What you need to do: Transcribe each entry below exactly. Pictures do not go in the copy.
┌────────
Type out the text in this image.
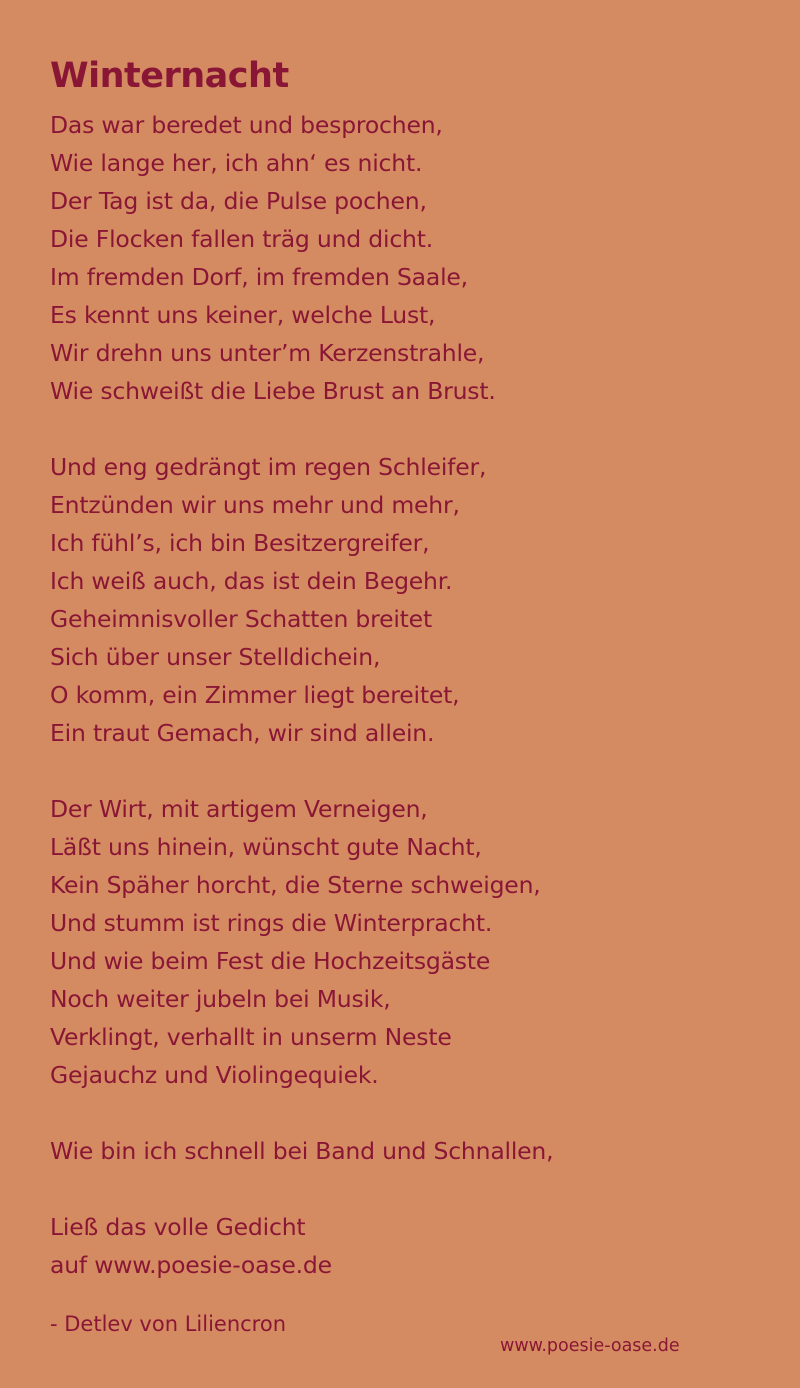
Winternacht
Das war beredet und besprochen,
Wie lange her, ich ahn‘ es nicht.
Der Tag ist da, die Pulse pochen,
Die Flocken fallen träg und dicht.
Im fremden Dorf, im fremden Saale,
Es kennt uns keiner, welche Lust,
Wir drehn uns unter’m Kerzenstrahle,
Wie schweißt die Liebe Brust an Brust.
Und eng gedrängt im regen Schleifer,
Entzünden wir uns mehr und mehr,
Ich fühl’s, ich bin Besitzergreifer,
Ich weiß auch, das ist dein Begehr.
Geheimnisvoller Schatten breitet
Sich über unser Stelldichein,
O komm, ein Zimmer liegt bereitet,
Ein traut Gemach, wir sind allein.
Der Wirt, mit artigem Verneigen,
Läßt uns hinein, wünscht gute Nacht,
Kein Späher horcht, die Sterne schweigen,
Und stumm ist rings die Winterpracht.
Und wie beim Fest die Hochzeitsgäste
Noch weiter jubeln bei Musik,
Verklingt, verhallt in unserm Neste
Gejauchz und Violingequiek.
Wie bin ich schnell bei Band und Schnallen,
Ließ das volle Gedicht
auf www.poesie-oase.de
- Detlev von Liliencron
www.poesie-oase.de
└────────
Exercise result:
Type out the text in this image.
Winternacht
Das war beredet und besprochen,
Wie lange her, ich ahn‘ es nicht.
Der Tag ist da, die Pulse pochen,
Die Flocken fallen träg und dicht.
Im fremden Dorf, im fremden Saale,
Es kennt uns keiner, welche Lust,
Wir drehn uns unter’m Kerzenstrahle,
Wie schweißt die Liebe Brust an Brust.
Und eng gedrängt im regen Schleifer,
Entzünden wir uns mehr und mehr,
Ich fühl’s, ich bin Besitzergreifer,
Ich weiß auch, das ist dein Begehr.
Geheimnisvoller Schatten breitet
Sich über unser Stelldichein,
O komm, ein Zimmer liegt bereitet,
Ein traut Gemach, wir sind allein.
Der Wirt, mit artigem Verneigen,
Läßt uns hinein, wünscht gute Nacht,
Kein Späher horcht, die Sterne schweigen,
Und stumm ist rings die Winterpracht.
Und wie beim Fest die Hochzeitsgäste
Noch weiter jubeln bei Musik,
Verklingt, verhallt in unserm Neste
Gejauchz und Violingequiek.
Wie bin ich schnell bei Band und Schnallen,
Ließ das volle Gedicht
auf www.poesie-oase.de
- Detlev von Liliencron
www.poesie-oase.de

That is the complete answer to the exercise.